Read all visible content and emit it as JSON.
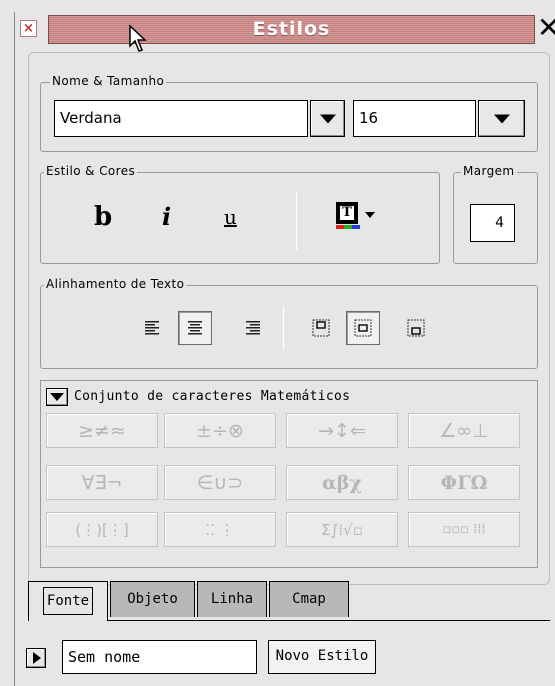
{
  "window": {
    "title": "Estilos"
  },
  "font_group": {
    "label": "Nome & Tamanho",
    "font_value": "Verdana",
    "size_value": "16"
  },
  "style_group": {
    "label": "Estilo & Cores",
    "bold_label": "b",
    "italic_label": "i",
    "underline_label": "u",
    "color_icon_letter": "T"
  },
  "margin_group": {
    "label": "Margem",
    "value": "4"
  },
  "align_group": {
    "label": "Alinhamento de Texto"
  },
  "math_group": {
    "label": "Conjunto de caracteres Matemáticos",
    "rows": [
      [
        "≥≠≈",
        "±÷⊗",
        "→↕⇐",
        "∠∞⊥"
      ],
      [
        "∀∃¬",
        "∈∪⊃",
        "αβχ",
        "ΦΓΩ"
      ],
      [
        "(⋮)[⋮]",
        "⁚⁚  ⋮",
        "Σ∫⁞√▫",
        "▫▫▫ ⁞⁞⁞"
      ]
    ]
  },
  "tabs": [
    "Fonte",
    "Objeto",
    "Linha",
    "Cmap"
  ],
  "bottom": {
    "name_value": "Sem nome",
    "new_style_label": "Novo Estilo"
  }
}
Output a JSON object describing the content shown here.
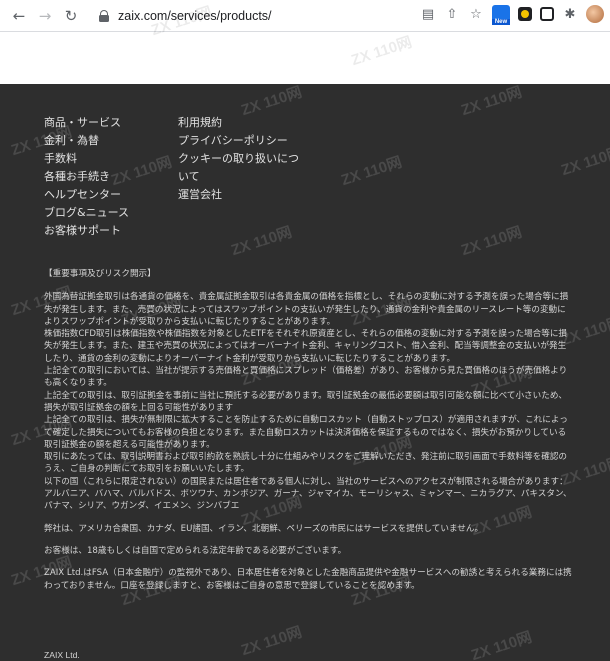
{
  "browser": {
    "url": "zaix.com/services/products/",
    "new_badge": "New"
  },
  "footer": {
    "links_left": [
      "商品・サービス",
      "金利・為替",
      "手数料",
      "各種お手続き",
      "ヘルプセンター",
      "ブログ&ニュース",
      "お客様サポート"
    ],
    "links_right": [
      "利用規約",
      "プライバシーポリシー",
      "クッキーの取り扱いについて",
      "運営会社"
    ]
  },
  "risk": {
    "heading": "【重要事項及びリスク開示】",
    "paragraphs": [
      "外国為替証拠金取引は各通貨の価格を、貴金属証拠金取引は各貴金属の価格を指標とし、それらの変動に対する予測を誤った場合等に損失が発生します。また、売買の状況によってはスワップポイントの支払いが発生したり、通貨の金利や貴金属のリースレート等の変動によりスワップポイントが受取りから支払いに転じたりすることがあります。",
      "株価指数CFD取引は株価指数や株価指数を対象としたETFをそれぞれ原資産とし、それらの価格の変動に対する予測を誤った場合等に損失が発生します。また、建玉や売買の状況によってはオーバーナイト金利、キャリングコスト、借入金利、配当等調整金の支払いが発生したり、通貨の金利の変動によりオーバーナイト金利が受取りから支払いに転じたりすることがあります。",
      "上記全ての取引においては、当社が提示する売価格と買価格にスプレッド（価格差）があり、お客様から見た買価格のほうが売価格よりも高くなります。",
      "上記全ての取引は、取引証拠金を事前に当社に預託する必要があります。取引証拠金の最低必要額は取引可能な額に比べて小さいため、損失が取引証拠金の額を上回る可能性があります",
      "上記全ての取引は、損失が無制限に拡大することを防止するために自動ロスカット（自動ストップロス）が適用されますが、これによって確定した損失についてもお客様の負担となります。また自動ロスカットは決済価格を保証するものではなく、損失がお預かりしている取引証拠金の額を超える可能性があります。",
      "取引にあたっては、取引説明書および取引約款を熟読し十分に仕組みやリスクをご理解いただき、発注前に取引画面で手数料等を確認のうえ、ご自身の判断にてお取引をお願いいたします。",
      "以下の国（これらに限定されない）の国民または居住者である個人に対し、当社のサービスへのアクセスが制限される場合があります：",
      "アルバニア、バハマ、バルバドス、ボツワナ、カンボジア、ガーナ、ジャマイカ、モーリシャス、ミャンマー、ニカラグア、パキスタン、パナマ、シリア、ウガンダ、イエメン、ジンバブエ"
    ],
    "notice_1": "弊社は、アメリカ合衆国、カナダ、EU諸国、イラン、北朝鮮、ベリーズの市民にはサービスを提供していません。",
    "notice_2": "お客様は、18歳もしくは自国で定められる法定年齢である必要がございます。",
    "notice_3": "ZAIX Ltd.はFSA（日本金融庁）の監視外であり、日本居住者を対象とした金融商品提供や金融サービスへの勧誘と考えられる業務には携わっておりません。口座を登録しますと、お客様はご自身の意思で登録していることを認めます。",
    "company": "ZAIX Ltd."
  },
  "watermark": "ZX 110网"
}
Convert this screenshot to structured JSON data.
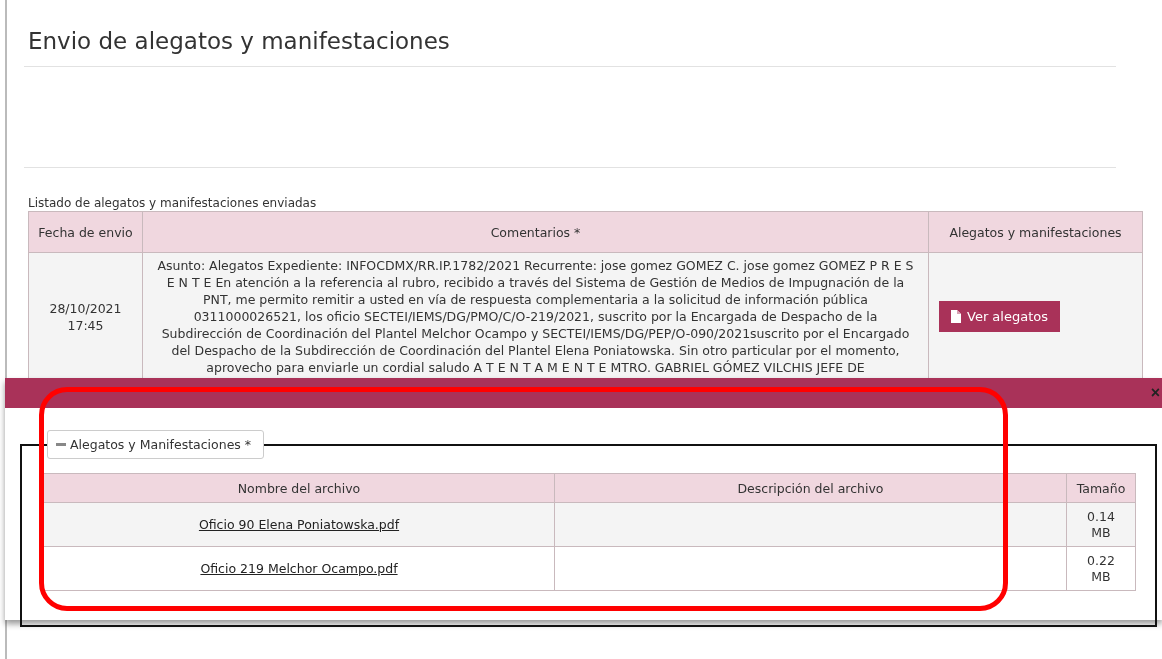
{
  "page": {
    "title": "Envio de alegatos y manifestaciones"
  },
  "listing": {
    "caption": "Listado de alegatos y manifestaciones enviadas",
    "columns": [
      "Fecha de envio",
      "Comentarios *",
      "Alegatos y manifestaciones"
    ],
    "rows": [
      {
        "date": "28/10/2021",
        "time": "17:45",
        "comment": "Asunto: Alegatos Expediente: INFOCDMX/RR.IP.1782/2021 Recurrente: jose gomez GOMEZ C. jose gomez GOMEZ P R E S E N T E En atención a la referencia al rubro, recibido a través del Sistema de Gestión de Medios de Impugnación de la PNT, me permito remitir a usted en vía de respuesta complementaria a la solicitud de información pública 0311000026521, los oficio SECTEI/IEMS/DG/PMO/C/O-219/2021, suscrito por la Encargada de Despacho de la Subdirección de Coordinación del Plantel Melchor Ocampo y SECTEI/IEMS/DG/PEP/O-090/2021suscrito por el Encargado del Despacho de la Subdirección de Coordinación del Plantel Elena Poniatowska. Sin otro particular por el momento, aprovecho para enviarle un cordial saludo A T E N T A M E N T E MTRO. GABRIEL GÓMEZ VILCHIS JEFE DE",
        "button": "Ver alegatos"
      }
    ]
  },
  "dialog": {
    "close": "×",
    "legend": "Alegatos y Manifestaciones *",
    "columns": [
      "Nombre del archivo",
      "Descripción del archivo",
      "Tamaño"
    ],
    "files": [
      {
        "name": "Oficio 90 Elena Poniatowska.pdf",
        "size": "0.14 MB"
      },
      {
        "name": "Oficio 219 Melchor Ocampo.pdf",
        "size": "0.22 MB"
      }
    ]
  }
}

### EXERCISE TASK
Copy the records above exactly. The pictures are not part of the copy.

### ANSWER
Read all visible content and emit it as JSON.
{
  "window": {
    "title": "Estilos"
  },
  "font_group": {
    "label": "Nome & Tamanho",
    "font_value": "Verdana",
    "size_value": "16"
  },
  "style_group": {
    "label": "Estilo & Cores",
    "bold_label": "b",
    "italic_label": "i",
    "underline_label": "u",
    "color_icon_letter": "T"
  },
  "margin_group": {
    "label": "Margem",
    "value": "4"
  },
  "align_group": {
    "label": "Alinhamento de Texto"
  },
  "math_group": {
    "label": "Conjunto de caracteres Matemáticos",
    "rows": [
      [
        "≥≠≈",
        "±÷⊗",
        "→↕⇐",
        "∠∞⊥"
      ],
      [
        "∀∃¬",
        "∈∪⊃",
        "αβχ",
        "ΦΓΩ"
      ],
      [
        "(⋮)[⋮]",
        "⁚⁚  ⋮",
        "Σ∫⁞√▫",
        "▫▫▫ ⁞⁞⁞"
      ]
    ]
  },
  "tabs": [
    "Fonte",
    "Objeto",
    "Linha",
    "Cmap"
  ],
  "bottom": {
    "name_value": "Sem nome",
    "new_style_label": "Novo Estilo"
  }
}
Output a JSON object describing the content shown here.
{
  "browser": {
    "url": "zaix.com/services/products/",
    "new_badge": "New"
  },
  "footer": {
    "links_left": [
      "商品・サービス",
      "金利・為替",
      "手数料",
      "各種お手続き",
      "ヘルプセンター",
      "ブログ&ニュース",
      "お客様サポート"
    ],
    "links_right": [
      "利用規約",
      "プライバシーポリシー",
      "クッキーの取り扱いについて",
      "運営会社"
    ]
  },
  "risk": {
    "heading": "【重要事項及びリスク開示】",
    "paragraphs": [
      "外国為替証拠金取引は各通貨の価格を、貴金属証拠金取引は各貴金属の価格を指標とし、それらの変動に対する予測を誤った場合等に損失が発生します。また、売買の状況によってはスワップポイントの支払いが発生したり、通貨の金利や貴金属のリースレート等の変動によりスワップポイントが受取りから支払いに転じたりすることがあります。",
      "株価指数CFD取引は株価指数や株価指数を対象としたETFをそれぞれ原資産とし、それらの価格の変動に対する予測を誤った場合等に損失が発生します。また、建玉や売買の状況によってはオーバーナイト金利、キャリングコスト、借入金利、配当等調整金の支払いが発生したり、通貨の金利の変動によりオーバーナイト金利が受取りから支払いに転じたりすることがあります。",
      "上記全ての取引においては、当社が提示する売価格と買価格にスプレッド（価格差）があり、お客様から見た買価格のほうが売価格よりも高くなります。",
      "上記全ての取引は、取引証拠金を事前に当社に預託する必要があります。取引証拠金の最低必要額は取引可能な額に比べて小さいため、損失が取引証拠金の額を上回る可能性があります",
      "上記全ての取引は、損失が無制限に拡大することを防止するために自動ロスカット（自動ストップロス）が適用されますが、これによって確定した損失についてもお客様の負担となります。また自動ロスカットは決済価格を保証するものではなく、損失がお預かりしている取引証拠金の額を超える可能性があります。",
      "取引にあたっては、取引説明書および取引約款を熟読し十分に仕組みやリスクをご理解いただき、発注前に取引画面で手数料等を確認のうえ、ご自身の判断にてお取引をお願いいたします。",
      "以下の国（これらに限定されない）の国民または居住者である個人に対し、当社のサービスへのアクセスが制限される場合があります：",
      "アルバニア、バハマ、バルバドス、ボツワナ、カンボジア、ガーナ、ジャマイカ、モーリシャス、ミャンマー、ニカラグア、パキスタン、パナマ、シリア、ウガンダ、イエメン、ジンバブエ"
    ],
    "notice_1": "弊社は、アメリカ合衆国、カナダ、EU諸国、イラン、北朝鮮、ベリーズの市民にはサービスを提供していません。",
    "notice_2": "お客様は、18歳もしくは自国で定められる法定年齢である必要がございます。",
    "notice_3": "ZAIX Ltd.はFSA（日本金融庁）の監視外であり、日本居住者を対象とした金融商品提供や金融サービスへの勧誘と考えられる業務には携わっておりません。口座を登録しますと、お客様はご自身の意思で登録していることを認めます。",
    "company": "ZAIX Ltd."
  },
  "watermark": "ZX 110网"
}
Convert this screenshot to structured JSON data.
{
  "page": {
    "title": "Envio de alegatos y manifestaciones"
  },
  "listing": {
    "caption": "Listado de alegatos y manifestaciones enviadas",
    "columns": [
      "Fecha de envio",
      "Comentarios *",
      "Alegatos y manifestaciones"
    ],
    "rows": [
      {
        "date": "28/10/2021",
        "time": "17:45",
        "comment": "Asunto: Alegatos Expediente: INFOCDMX/RR.IP.1782/2021 Recurrente: jose gomez GOMEZ C. jose gomez GOMEZ P R E S E N T E En atención a la referencia al rubro, recibido a través del Sistema de Gestión de Medios de Impugnación de la PNT, me permito remitir a usted en vía de respuesta complementaria a la solicitud de información pública 0311000026521, los oficio SECTEI/IEMS/DG/PMO/C/O-219/2021, suscrito por la Encargada de Despacho de la Subdirección de Coordinación del Plantel Melchor Ocampo y SECTEI/IEMS/DG/PEP/O-090/2021suscrito por el Encargado del Despacho de la Subdirección de Coordinación del Plantel Elena Poniatowska. Sin otro particular por el momento, aprovecho para enviarle un cordial saludo A T E N T A M E N T E MTRO. GABRIEL GÓMEZ VILCHIS JEFE DE",
        "button": "Ver alegatos"
      }
    ]
  },
  "dialog": {
    "close": "×",
    "legend": "Alegatos y Manifestaciones *",
    "columns": [
      "Nombre del archivo",
      "Descripción del archivo",
      "Tamaño"
    ],
    "files": [
      {
        "name": "Oficio 90 Elena Poniatowska.pdf",
        "size": "0.14 MB"
      },
      {
        "name": "Oficio 219 Melchor Ocampo.pdf",
        "size": "0.22 MB"
      }
    ]
  }
}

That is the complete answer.